## WHAT IS NEEDED
Exactly the lines from the one containing "What does this" through the end of the data below are to be reproduced, and nothing besides them.

[Dataset items]

※ ※ ※

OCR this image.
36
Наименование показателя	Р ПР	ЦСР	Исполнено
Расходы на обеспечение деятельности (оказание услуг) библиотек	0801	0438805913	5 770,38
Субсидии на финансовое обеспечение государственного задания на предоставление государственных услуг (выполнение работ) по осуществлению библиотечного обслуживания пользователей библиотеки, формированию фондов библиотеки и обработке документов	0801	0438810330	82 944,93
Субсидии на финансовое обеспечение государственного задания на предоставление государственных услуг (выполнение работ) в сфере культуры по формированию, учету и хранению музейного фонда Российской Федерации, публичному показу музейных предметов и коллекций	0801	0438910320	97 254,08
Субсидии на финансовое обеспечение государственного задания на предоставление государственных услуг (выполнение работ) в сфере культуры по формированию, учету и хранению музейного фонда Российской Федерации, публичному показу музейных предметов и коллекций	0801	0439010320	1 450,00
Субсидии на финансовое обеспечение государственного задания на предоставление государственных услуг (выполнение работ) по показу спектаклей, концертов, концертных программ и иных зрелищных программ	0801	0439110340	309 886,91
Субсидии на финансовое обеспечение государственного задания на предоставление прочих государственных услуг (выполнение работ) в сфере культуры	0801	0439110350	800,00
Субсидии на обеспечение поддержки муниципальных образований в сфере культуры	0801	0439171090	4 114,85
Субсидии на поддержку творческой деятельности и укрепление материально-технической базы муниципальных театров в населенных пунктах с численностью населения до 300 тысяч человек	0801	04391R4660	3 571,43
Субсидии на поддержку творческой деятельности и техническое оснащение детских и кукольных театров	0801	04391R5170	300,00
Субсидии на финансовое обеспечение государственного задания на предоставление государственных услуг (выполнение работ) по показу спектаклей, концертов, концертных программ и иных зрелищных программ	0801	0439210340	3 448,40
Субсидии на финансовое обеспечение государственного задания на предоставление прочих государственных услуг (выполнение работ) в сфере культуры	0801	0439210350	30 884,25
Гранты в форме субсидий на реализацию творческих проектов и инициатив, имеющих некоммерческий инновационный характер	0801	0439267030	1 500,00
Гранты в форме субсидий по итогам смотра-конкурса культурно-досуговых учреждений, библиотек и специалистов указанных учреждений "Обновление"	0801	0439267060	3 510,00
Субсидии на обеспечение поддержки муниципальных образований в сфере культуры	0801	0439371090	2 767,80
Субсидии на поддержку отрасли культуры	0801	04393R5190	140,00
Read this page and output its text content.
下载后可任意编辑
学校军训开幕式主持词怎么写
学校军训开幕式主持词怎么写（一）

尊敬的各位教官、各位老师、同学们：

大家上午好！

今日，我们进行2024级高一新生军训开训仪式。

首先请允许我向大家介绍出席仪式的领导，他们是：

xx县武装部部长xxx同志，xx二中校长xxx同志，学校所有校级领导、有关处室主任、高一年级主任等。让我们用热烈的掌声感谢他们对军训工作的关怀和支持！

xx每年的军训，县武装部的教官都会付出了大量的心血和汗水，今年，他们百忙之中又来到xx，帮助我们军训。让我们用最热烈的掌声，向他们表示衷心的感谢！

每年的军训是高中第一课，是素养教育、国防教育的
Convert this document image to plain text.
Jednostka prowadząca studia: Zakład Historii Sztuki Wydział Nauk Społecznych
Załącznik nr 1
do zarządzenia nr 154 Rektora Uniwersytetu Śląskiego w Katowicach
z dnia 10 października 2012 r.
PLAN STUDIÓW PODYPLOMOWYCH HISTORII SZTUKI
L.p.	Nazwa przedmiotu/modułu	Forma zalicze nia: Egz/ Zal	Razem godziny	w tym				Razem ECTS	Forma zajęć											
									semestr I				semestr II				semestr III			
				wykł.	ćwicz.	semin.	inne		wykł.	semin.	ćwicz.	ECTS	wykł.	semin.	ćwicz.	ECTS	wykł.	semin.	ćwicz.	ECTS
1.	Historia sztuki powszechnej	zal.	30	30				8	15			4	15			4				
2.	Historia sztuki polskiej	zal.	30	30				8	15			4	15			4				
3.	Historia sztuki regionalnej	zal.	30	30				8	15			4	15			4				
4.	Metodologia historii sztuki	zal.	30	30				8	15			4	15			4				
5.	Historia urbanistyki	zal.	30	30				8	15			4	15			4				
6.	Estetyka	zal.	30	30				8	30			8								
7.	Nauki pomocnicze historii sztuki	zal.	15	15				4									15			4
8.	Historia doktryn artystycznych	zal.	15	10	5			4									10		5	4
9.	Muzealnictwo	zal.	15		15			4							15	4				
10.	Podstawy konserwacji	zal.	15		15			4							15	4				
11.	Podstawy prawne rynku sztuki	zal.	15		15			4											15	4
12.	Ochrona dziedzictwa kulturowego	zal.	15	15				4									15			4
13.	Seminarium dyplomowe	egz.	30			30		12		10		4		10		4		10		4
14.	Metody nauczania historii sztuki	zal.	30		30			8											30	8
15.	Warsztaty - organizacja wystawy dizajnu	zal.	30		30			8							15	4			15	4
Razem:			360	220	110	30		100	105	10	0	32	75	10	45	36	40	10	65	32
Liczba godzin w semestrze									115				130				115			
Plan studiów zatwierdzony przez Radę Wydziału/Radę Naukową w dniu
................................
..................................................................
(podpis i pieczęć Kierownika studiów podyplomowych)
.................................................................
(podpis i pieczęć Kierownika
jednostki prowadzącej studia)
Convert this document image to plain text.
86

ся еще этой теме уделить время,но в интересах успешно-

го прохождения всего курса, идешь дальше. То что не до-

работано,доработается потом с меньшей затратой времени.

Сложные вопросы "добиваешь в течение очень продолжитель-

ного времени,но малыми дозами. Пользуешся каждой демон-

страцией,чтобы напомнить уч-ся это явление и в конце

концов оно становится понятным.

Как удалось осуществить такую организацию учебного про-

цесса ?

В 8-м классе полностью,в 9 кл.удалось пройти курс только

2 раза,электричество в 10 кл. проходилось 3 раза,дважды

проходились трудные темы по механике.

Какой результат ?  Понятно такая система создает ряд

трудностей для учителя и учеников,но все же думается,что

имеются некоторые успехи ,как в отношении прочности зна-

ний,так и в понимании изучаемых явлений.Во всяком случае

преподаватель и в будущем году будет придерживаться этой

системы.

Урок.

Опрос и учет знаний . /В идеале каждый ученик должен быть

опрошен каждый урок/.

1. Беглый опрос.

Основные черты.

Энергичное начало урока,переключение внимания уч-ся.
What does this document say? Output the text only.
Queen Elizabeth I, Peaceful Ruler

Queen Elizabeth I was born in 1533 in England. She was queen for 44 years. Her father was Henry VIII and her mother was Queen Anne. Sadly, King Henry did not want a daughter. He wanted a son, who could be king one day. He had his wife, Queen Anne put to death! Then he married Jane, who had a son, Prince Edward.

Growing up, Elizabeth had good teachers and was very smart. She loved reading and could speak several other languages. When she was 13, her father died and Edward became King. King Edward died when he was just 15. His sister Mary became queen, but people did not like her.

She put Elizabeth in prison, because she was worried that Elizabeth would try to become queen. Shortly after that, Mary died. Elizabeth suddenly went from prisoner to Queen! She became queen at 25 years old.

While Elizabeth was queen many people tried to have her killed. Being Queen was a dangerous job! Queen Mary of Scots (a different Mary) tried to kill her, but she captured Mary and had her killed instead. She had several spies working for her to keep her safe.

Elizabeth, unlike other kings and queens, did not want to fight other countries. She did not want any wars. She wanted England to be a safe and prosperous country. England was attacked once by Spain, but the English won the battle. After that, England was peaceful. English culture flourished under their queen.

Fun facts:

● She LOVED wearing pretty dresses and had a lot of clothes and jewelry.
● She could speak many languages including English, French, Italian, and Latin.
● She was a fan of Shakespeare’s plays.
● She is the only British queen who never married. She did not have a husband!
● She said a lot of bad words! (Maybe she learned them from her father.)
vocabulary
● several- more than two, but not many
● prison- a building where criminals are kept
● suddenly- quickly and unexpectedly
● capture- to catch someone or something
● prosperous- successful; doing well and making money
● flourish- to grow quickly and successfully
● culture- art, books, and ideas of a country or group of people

※ ※ ※

## FINAL RESULT
What does this document say? Output the text only.
Queen Elizabeth I, Peaceful Ruler

Queen Elizabeth I was born in 1533 in England. She was queen for 44 years. Her father was Henry VIII and her mother was Queen Anne. Sadly, King Henry did not want a daughter. He wanted a son, who could be king one day. He had his wife, Queen Anne put to death! Then he married Jane, who had a son, Prince Edward.

Growing up, Elizabeth had good teachers and was very smart. She loved reading and could speak several other languages. When she was 13, her father died and Edward became King. King Edward died when he was just 15. His sister Mary became queen, but people did not like her.

She put Elizabeth in prison, because she was worried that Elizabeth would try to become queen. Shortly after that, Mary died. Elizabeth suddenly went from prisoner to Queen! She became queen at 25 years old.

While Elizabeth was queen many people tried to have her killed. Being Queen was a dangerous job! Queen Mary of Scots (a different Mary) tried to kill her, but she captured Mary and had her killed instead. She had several spies working for her to keep her safe.

Elizabeth, unlike other kings and queens, did not want to fight other countries. She did not want any wars. She wanted England to be a safe and prosperous country. England was attacked once by Spain, but the English won the battle. After that, England was peaceful. English culture flourished under their queen.

Fun facts:

● She LOVED wearing pretty dresses and had a lot of clothes and jewelry.
● She could speak many languages including English, French, Italian, and Latin.
● She was a fan of Shakespeare’s plays.
● She is the only British queen who never married. She did not have a husband!
● She said a lot of bad words! (Maybe she learned them from her father.)
vocabulary
● several- more than two, but not many
● prison- a building where criminals are kept
● suddenly- quickly and unexpectedly
● capture- to catch someone or something
● prosperous- successful; doing well and making money
● flourish- to grow quickly and successfully
● culture- art, books, and ideas of a country or group of people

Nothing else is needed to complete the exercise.